Listed entries |
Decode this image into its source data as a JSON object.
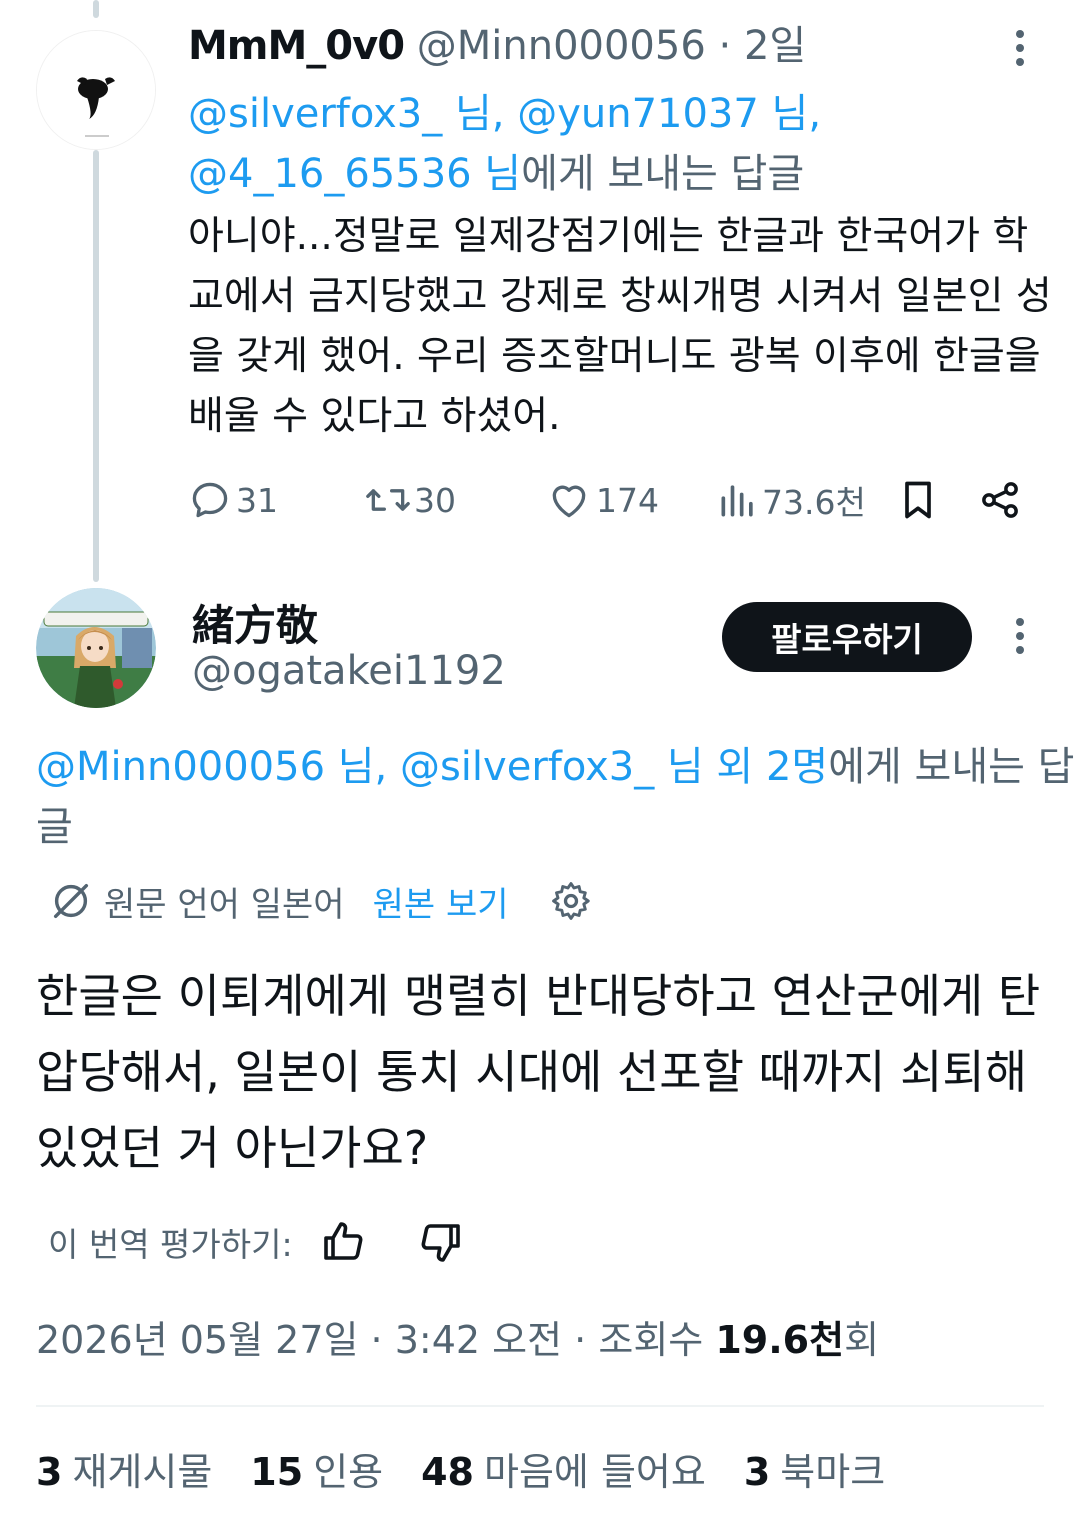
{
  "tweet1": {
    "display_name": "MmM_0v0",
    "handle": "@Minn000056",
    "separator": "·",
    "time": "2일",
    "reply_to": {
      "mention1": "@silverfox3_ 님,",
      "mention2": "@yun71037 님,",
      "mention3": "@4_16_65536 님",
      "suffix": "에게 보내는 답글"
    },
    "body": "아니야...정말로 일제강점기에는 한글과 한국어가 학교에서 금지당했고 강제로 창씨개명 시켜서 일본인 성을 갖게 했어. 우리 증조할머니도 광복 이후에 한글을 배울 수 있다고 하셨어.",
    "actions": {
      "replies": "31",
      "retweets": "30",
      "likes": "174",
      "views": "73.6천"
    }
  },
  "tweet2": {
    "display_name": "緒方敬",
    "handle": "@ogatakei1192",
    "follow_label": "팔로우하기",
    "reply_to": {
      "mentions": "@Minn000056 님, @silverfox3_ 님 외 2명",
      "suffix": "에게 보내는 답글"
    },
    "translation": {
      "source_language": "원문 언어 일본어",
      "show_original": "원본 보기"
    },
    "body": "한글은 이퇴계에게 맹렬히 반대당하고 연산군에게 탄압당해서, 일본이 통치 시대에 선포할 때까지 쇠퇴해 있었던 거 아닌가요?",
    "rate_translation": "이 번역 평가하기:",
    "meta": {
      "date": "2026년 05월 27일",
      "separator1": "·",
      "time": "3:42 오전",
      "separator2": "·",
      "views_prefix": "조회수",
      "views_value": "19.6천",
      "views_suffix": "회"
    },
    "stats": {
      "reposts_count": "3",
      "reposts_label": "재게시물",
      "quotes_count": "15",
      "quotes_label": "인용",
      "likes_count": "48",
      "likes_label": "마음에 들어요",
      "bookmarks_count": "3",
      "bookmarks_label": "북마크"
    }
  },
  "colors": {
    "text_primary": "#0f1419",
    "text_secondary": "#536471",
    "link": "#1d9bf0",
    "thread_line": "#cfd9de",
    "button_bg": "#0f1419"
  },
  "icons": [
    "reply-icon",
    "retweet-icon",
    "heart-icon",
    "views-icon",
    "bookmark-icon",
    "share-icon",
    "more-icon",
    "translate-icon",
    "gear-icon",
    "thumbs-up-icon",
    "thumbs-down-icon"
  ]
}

---

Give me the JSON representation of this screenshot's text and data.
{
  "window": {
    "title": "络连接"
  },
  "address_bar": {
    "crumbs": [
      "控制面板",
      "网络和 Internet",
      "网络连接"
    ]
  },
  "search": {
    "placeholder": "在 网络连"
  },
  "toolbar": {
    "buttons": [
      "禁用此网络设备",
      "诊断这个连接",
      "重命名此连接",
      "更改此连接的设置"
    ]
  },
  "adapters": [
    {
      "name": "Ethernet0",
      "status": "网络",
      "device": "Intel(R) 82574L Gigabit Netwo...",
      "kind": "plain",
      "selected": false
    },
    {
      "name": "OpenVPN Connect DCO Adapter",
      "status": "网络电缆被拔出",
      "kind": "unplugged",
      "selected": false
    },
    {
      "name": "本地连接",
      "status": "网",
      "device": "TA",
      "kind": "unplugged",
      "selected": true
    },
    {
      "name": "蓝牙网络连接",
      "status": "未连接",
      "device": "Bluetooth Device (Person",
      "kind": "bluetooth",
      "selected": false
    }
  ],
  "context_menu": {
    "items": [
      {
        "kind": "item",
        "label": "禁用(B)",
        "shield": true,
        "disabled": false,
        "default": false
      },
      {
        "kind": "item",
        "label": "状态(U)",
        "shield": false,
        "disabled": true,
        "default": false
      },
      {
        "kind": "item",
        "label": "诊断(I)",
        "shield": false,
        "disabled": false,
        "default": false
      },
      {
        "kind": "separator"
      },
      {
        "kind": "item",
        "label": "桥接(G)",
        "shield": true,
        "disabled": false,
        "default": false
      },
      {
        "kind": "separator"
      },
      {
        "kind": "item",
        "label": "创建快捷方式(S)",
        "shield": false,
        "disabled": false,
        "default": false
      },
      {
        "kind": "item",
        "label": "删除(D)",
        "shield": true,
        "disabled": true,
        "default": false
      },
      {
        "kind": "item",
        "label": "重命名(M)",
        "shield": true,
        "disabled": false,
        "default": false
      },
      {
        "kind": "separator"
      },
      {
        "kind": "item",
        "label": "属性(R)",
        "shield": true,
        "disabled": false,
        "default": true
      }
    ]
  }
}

Brief | Copy every line from the records above that contains the word "status".

Result |
      "status": "网络",
      "status": "网络电缆被拔出",
      "status": "网",
      "status": "未连接",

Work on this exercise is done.